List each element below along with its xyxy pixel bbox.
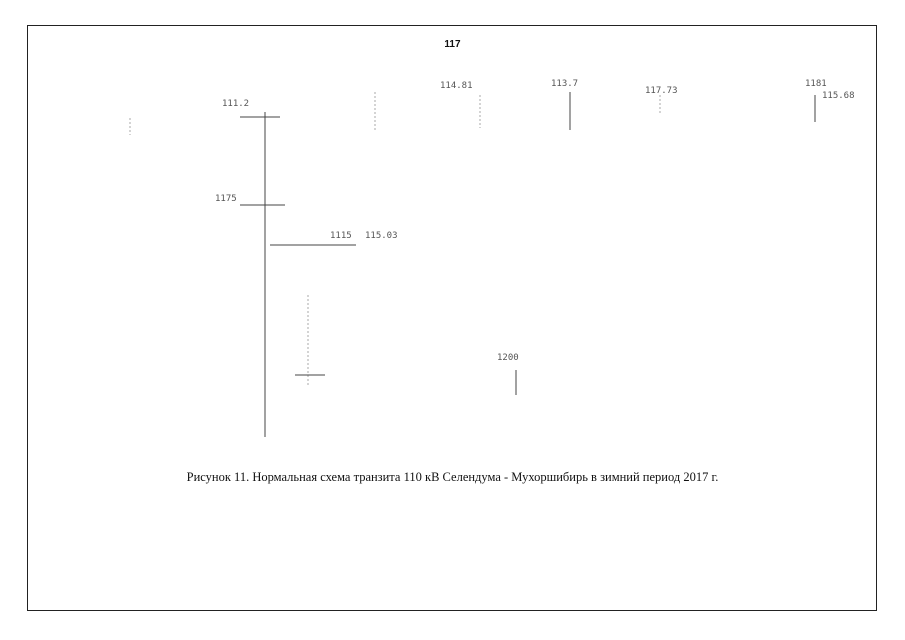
node-label: 1175: [215, 194, 237, 204]
node-label: 115.03: [365, 231, 398, 241]
node-label: 115.68: [822, 91, 855, 101]
node-label: 114.81: [440, 81, 473, 91]
node-label: 113.7: [551, 79, 578, 89]
node-label: 111.2: [222, 99, 249, 109]
node-label: 1115: [330, 231, 352, 241]
node-label: 1200: [497, 353, 519, 363]
figure-caption: Рисунок 11. Нормальная схема транзита 11…: [186, 470, 719, 484]
node-label: 117.73: [645, 86, 678, 96]
node-label: 1181: [805, 79, 827, 89]
page-number: 117: [444, 39, 461, 50]
page-frame: [27, 25, 877, 611]
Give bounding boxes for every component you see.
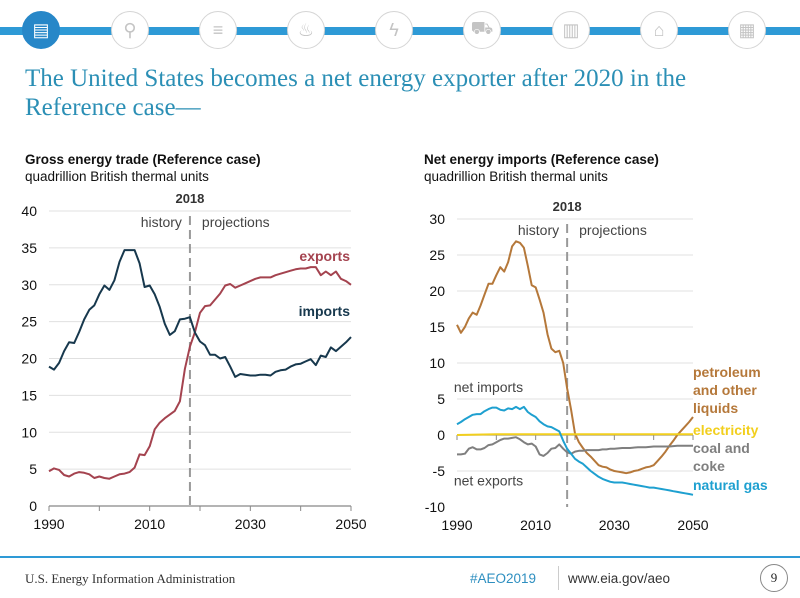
x-tick-label: 2030 — [599, 517, 630, 533]
petroleum-and-other-liquids-legend-label: liquids — [693, 400, 738, 416]
y-tick-label: 20 — [429, 283, 445, 299]
y-tick-label: 15 — [21, 387, 37, 403]
x-tick-label: 2030 — [235, 516, 266, 532]
history-label: history — [141, 214, 182, 230]
x-tick-label: 1990 — [441, 517, 472, 533]
x-tick-label: 2010 — [134, 516, 165, 532]
projections-label: projections — [579, 222, 647, 238]
factory-icon[interactable]: ⌂ — [640, 11, 678, 49]
footer-separator — [558, 566, 559, 590]
document-icon[interactable]: ▦ — [728, 11, 766, 49]
coal-and-coke-legend-label: coke — [693, 458, 725, 474]
footer-divider — [0, 556, 800, 558]
y-tick-label: 35 — [21, 240, 37, 256]
right-chart-title: Net energy imports (Reference case) — [424, 152, 659, 167]
building-icon[interactable]: ▥ — [552, 11, 590, 49]
gross-energy-trade-chart: 0 5 10 15 20 25 30 35 40 1990 2010 2030 2050 2018 hist… — [21, 191, 366, 532]
electricity-legend-label: electricity — [693, 422, 759, 438]
footer-url-link[interactable]: www.eia.gov/aeo — [568, 571, 671, 586]
y-tick-label: 20 — [21, 351, 37, 367]
overview-icon[interactable]: ▤ — [22, 11, 60, 49]
imports-line — [48, 249, 352, 378]
y-tick-label: 30 — [21, 277, 37, 293]
electricity-line — [456, 433, 693, 436]
y-tick-label: 30 — [429, 211, 445, 227]
exports-line — [48, 266, 352, 480]
imports-legend-label: imports — [299, 303, 351, 319]
right-chart-subtitle: quadrillion British thermal units — [424, 169, 608, 184]
coal-and-coke-line — [457, 436, 693, 457]
section-nav: ▤ ⚲ ≡ ♨ ϟ ⛟ ▥ ⌂ ▦ — [0, 0, 800, 60]
y-tick-label: 5 — [29, 461, 37, 477]
analysis-icon[interactable]: ⚲ — [111, 11, 149, 49]
y-tick-label: 10 — [429, 355, 445, 371]
car-icon[interactable]: ⛟ — [463, 11, 501, 49]
footer-hashtag[interactable]: #AEO2019 — [470, 571, 537, 586]
exports-legend-label: exports — [299, 248, 350, 264]
oil-barrel-icon[interactable]: ≡ — [199, 11, 237, 49]
flame-icon[interactable]: ♨ — [287, 11, 325, 49]
petroleum-and-other-liquids-legend-label: and other — [693, 382, 757, 398]
y-tick-label: 0 — [437, 427, 445, 443]
y-tick-label: 40 — [21, 203, 37, 219]
x-tick-label: 1990 — [33, 516, 64, 532]
y-tick-label: 15 — [429, 319, 445, 335]
natural-gas-legend-label: natural gas — [693, 477, 768, 493]
footer-organization: U.S. Energy Information Administration — [25, 571, 236, 586]
y-tick-label: 0 — [29, 498, 37, 514]
y-tick-label: 25 — [21, 314, 37, 330]
chart-annotation: net imports — [454, 379, 523, 395]
y-tick-label: 25 — [429, 247, 445, 263]
y-tick-label: 5 — [437, 391, 445, 407]
y-tick-label: 10 — [21, 424, 37, 440]
x-tick-label: 2050 — [335, 516, 366, 532]
projections-label: projections — [202, 214, 270, 230]
net-energy-imports-chart: -10 -5 0 5 10 15 20 25 30 1990 2010 2030 2050 2018 his… — [425, 199, 768, 533]
divider-year-label: 2018 — [553, 199, 582, 214]
x-tick-label: 2050 — [677, 517, 708, 533]
slide-title: The United States becomes a net energy e… — [25, 65, 687, 121]
natural-gas-line — [456, 405, 694, 496]
divider-year-label: 2018 — [175, 191, 204, 206]
chart-annotation: net exports — [454, 472, 523, 488]
petroleum-and-other-liquids-legend-label: petroleum — [693, 364, 761, 380]
coal-and-coke-legend-label: coal and — [693, 440, 750, 456]
electricity-icon[interactable]: ϟ — [375, 11, 413, 49]
history-label: history — [518, 222, 559, 238]
left-chart-title: Gross energy trade (Reference case) — [25, 152, 261, 167]
page-number: 9 — [760, 564, 788, 592]
left-chart-subtitle: quadrillion British thermal units — [25, 169, 209, 184]
y-tick-label: -5 — [433, 463, 446, 479]
y-tick-label: -10 — [425, 499, 445, 515]
x-tick-label: 2010 — [520, 517, 551, 533]
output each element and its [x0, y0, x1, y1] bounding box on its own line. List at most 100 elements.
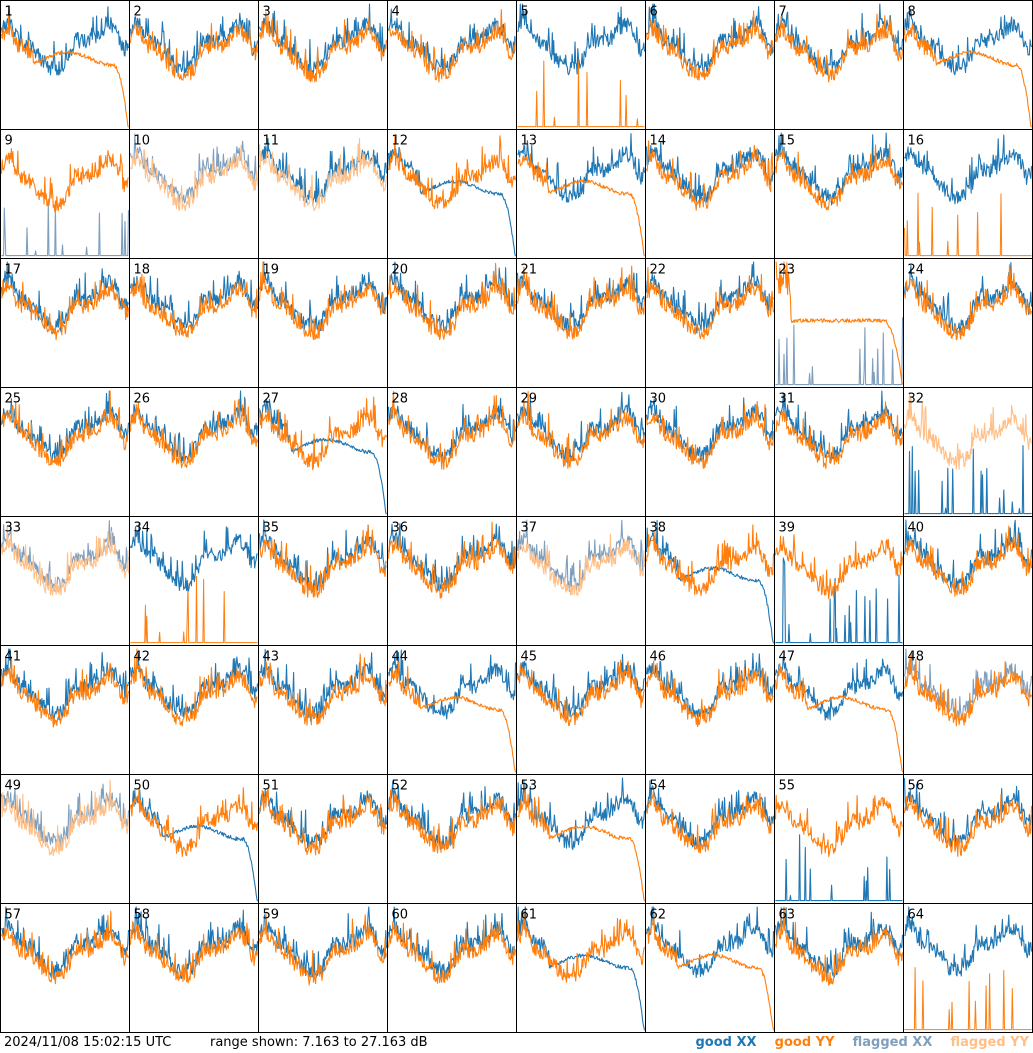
panel-24: 24 [903, 258, 1033, 388]
panel-8: 8 [903, 0, 1033, 130]
series-xx [516, 272, 646, 333]
series-yy [774, 534, 904, 600]
panel-label: 4 [392, 5, 400, 20]
series-yy [387, 789, 516, 854]
series-yy [0, 390, 129, 467]
series-yy [129, 787, 259, 858]
panel-label: 15 [779, 134, 796, 149]
series-yy [774, 906, 904, 986]
panel-label: 39 [779, 521, 796, 536]
panel-50: 50 [129, 774, 259, 904]
panel-2: 2 [129, 0, 259, 130]
series-xx [129, 390, 259, 464]
series-yy [130, 576, 258, 644]
panel-33: 33 [0, 516, 130, 646]
series-yy [645, 400, 775, 470]
panel-frame [129, 0, 259, 130]
panel-18: 18 [129, 258, 259, 388]
panel-12: 12 [387, 129, 517, 259]
panel-48: 48 [903, 645, 1033, 775]
panel-38: 38 [645, 516, 775, 646]
series-xx [259, 398, 387, 515]
legend-good-xx: good XX [695, 1035, 757, 1050]
panel-label: 44 [392, 650, 409, 665]
series-yy [645, 10, 775, 81]
series-yy [516, 390, 646, 470]
panel-7: 7 [774, 0, 904, 130]
panel-label: 25 [5, 392, 22, 407]
footer: 2024/11/08 15:02:15 UTC range shown: 7.1… [0, 1033, 1033, 1053]
series-xx [774, 907, 904, 978]
panel-frame [258, 774, 388, 904]
series-yy [646, 913, 775, 1031]
series-xx [387, 649, 517, 720]
panel-label: 33 [5, 521, 22, 536]
panel-19: 19 [258, 258, 388, 388]
panel-label: 56 [908, 779, 925, 794]
panel-label: 10 [134, 134, 151, 149]
panel-23: 23 [774, 258, 904, 388]
series-xx [387, 397, 517, 464]
panel-60: 60 [387, 903, 517, 1033]
series-yy [129, 921, 259, 984]
series-xx [904, 134, 1033, 205]
series-yy [517, 784, 646, 902]
panel-frame [258, 129, 388, 259]
series-yy [516, 533, 646, 596]
series-xx [130, 789, 259, 902]
series-yy [775, 401, 904, 470]
series-yy [258, 653, 388, 726]
series-yy [904, 192, 1032, 257]
panel-20: 20 [387, 258, 517, 388]
series-xx [645, 261, 774, 334]
panel-label: 48 [908, 650, 925, 665]
panel-51: 51 [258, 774, 388, 904]
series-yy [516, 265, 646, 340]
series-xx [903, 777, 1033, 851]
series-xx [775, 834, 903, 902]
series-yy [774, 143, 904, 211]
panel-16: 16 [903, 129, 1033, 259]
panel-frame [0, 129, 130, 259]
panel-36: 36 [387, 516, 517, 646]
series-xx [1, 201, 130, 257]
panel-label: 30 [650, 392, 667, 407]
panel-label: 38 [650, 521, 667, 536]
panel-label: 52 [392, 779, 409, 794]
series-xx [0, 390, 130, 464]
panel-label: 20 [392, 263, 409, 278]
panel-label: 46 [650, 650, 667, 665]
series-yy [903, 793, 1033, 857]
series-yy [258, 912, 388, 986]
panel-label: 14 [650, 134, 667, 149]
panel-label: 42 [134, 650, 151, 665]
panel-label: 7 [779, 5, 787, 20]
panel-28: 28 [387, 387, 517, 517]
panel-40: 40 [903, 516, 1033, 646]
series-yy [388, 9, 517, 83]
series-yy [0, 779, 130, 857]
series-yy [129, 648, 258, 727]
series-xx [903, 519, 1033, 592]
panel-frame [774, 774, 904, 904]
panel-label: 43 [263, 650, 280, 665]
series-yy [387, 919, 517, 984]
panel-3: 3 [258, 0, 388, 130]
series-xx [775, 317, 904, 386]
series-yy [516, 911, 646, 983]
series-yy [258, 787, 388, 856]
series-yy [0, 656, 130, 728]
series-xx [516, 906, 646, 1031]
series-yy [259, 525, 388, 598]
panel-52: 52 [387, 774, 517, 904]
series-xx [259, 648, 388, 722]
series-yy [0, 10, 129, 128]
series-yy [129, 274, 259, 338]
panel-29: 29 [516, 387, 646, 517]
series-xx [774, 3, 904, 76]
series-yy [0, 148, 129, 213]
series-yy [516, 659, 646, 727]
series-xx [129, 523, 258, 592]
panel-label: 27 [263, 392, 280, 407]
panel-label: 13 [521, 134, 538, 149]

> Requirement:
Express the records as a Markdown table with the columns "Number" and "Text", one numbered row per line and blank lines omitted. Begin at the line that contains "panel-24: 24 [903, 258, 1033, 388]", stop after the line that contains "series-xx [645, 261, 774, 334]", and include nothing outside that span.

> Task solution:
| Number | Text |
|---|---|
| 1 | panel-24: 24 [903, 258, 1033, 388] |
| 2 | panel-8: 8 [903, 0, 1033, 130] |
| 3 | series-xx [516, 272, 646, 333] |
| 4 | series-yy [774, 534, 904, 600] |
| 5 | panel-label: 4 [392, 5, 400, 20] |
| 6 | series-yy [387, 789, 516, 854] |
| 7 | series-yy [0, 390, 129, 467] |
| 8 | series-yy [129, 787, 259, 858] |
| 9 | panel-label: 15 [779, 134, 796, 149] |
| 10 | series-yy [774, 906, 904, 986] |
| 11 | panel-label: 39 [779, 521, 796, 536] |
| 12 | panel-50: 50 [129, 774, 259, 904] |
| 13 | panel-2: 2 [129, 0, 259, 130] |
| 14 | series-xx [129, 390, 259, 464] |
| 15 | series-yy [130, 576, 258, 644] |
| 16 | panel-33: 33 [0, 516, 130, 646] |
| 17 | series-yy [645, 400, 775, 470] |
| 18 | panel-frame [129, 0, 259, 130] |
| 19 | panel-18: 18 [129, 258, 259, 388] |
| 20 | panel-12: 12 [387, 129, 517, 259] |
| 21 | panel-48: 48 [903, 645, 1033, 775] |
| 22 | panel-38: 38 [645, 516, 775, 646] |
| 23 | series-xx [259, 398, 387, 515] |
| 24 | legend-good-xx: good XX [695, 1035, 757, 1050] |
| 25 | panel-label: 44 [392, 650, 409, 665] |
| 26 | series-yy [645, 10, 775, 81] |
| 27 | series-yy [516, 390, 646, 470] |
| 28 | panel-7: 7 [774, 0, 904, 130] |
| 29 | panel-label: 25 [5, 392, 22, 407] |
| 30 | footer: 2024/11/08 15:02:15 UTC range shown: 7.1… [0, 1033, 1033, 1053] |
| 31 | series-xx [774, 907, 904, 978] |
| 32 | panel-frame [258, 774, 388, 904] |
| 33 | series-yy [646, 913, 775, 1031] |
| 34 | series-xx [387, 649, 517, 720] |
| 35 | panel-label: 33 [5, 521, 22, 536] |
| 36 | panel-19: 19 [258, 258, 388, 388] |
| 37 | panel-label: 56 [908, 779, 925, 794] |
| 38 | panel-label: 10 [134, 134, 151, 149] |
| 39 | panel-23: 23 [774, 258, 904, 388] |
| 40 | series-xx [387, 397, 517, 464] |
| 41 | panel-60: 60 [387, 903, 517, 1033] |
| 42 | series-yy [129, 921, 259, 984] |
| 43 | series-xx [904, 134, 1033, 205] |
| 44 | series-yy [517, 784, 646, 902] |
| 45 | panel-frame [258, 129, 388, 259] |
| 46 | series-yy [516, 533, 646, 596] |
| 47 | series-xx [130, 789, 259, 902] |
| 48 | series-yy [775, 401, 904, 470] |
| 49 | series-yy [258, 653, 388, 726] |
| 50 | series-yy [904, 192, 1032, 257] |
| 51 | panel-20: 20 [387, 258, 517, 388] |
| 52 | series-xx [645, 261, 774, 334] |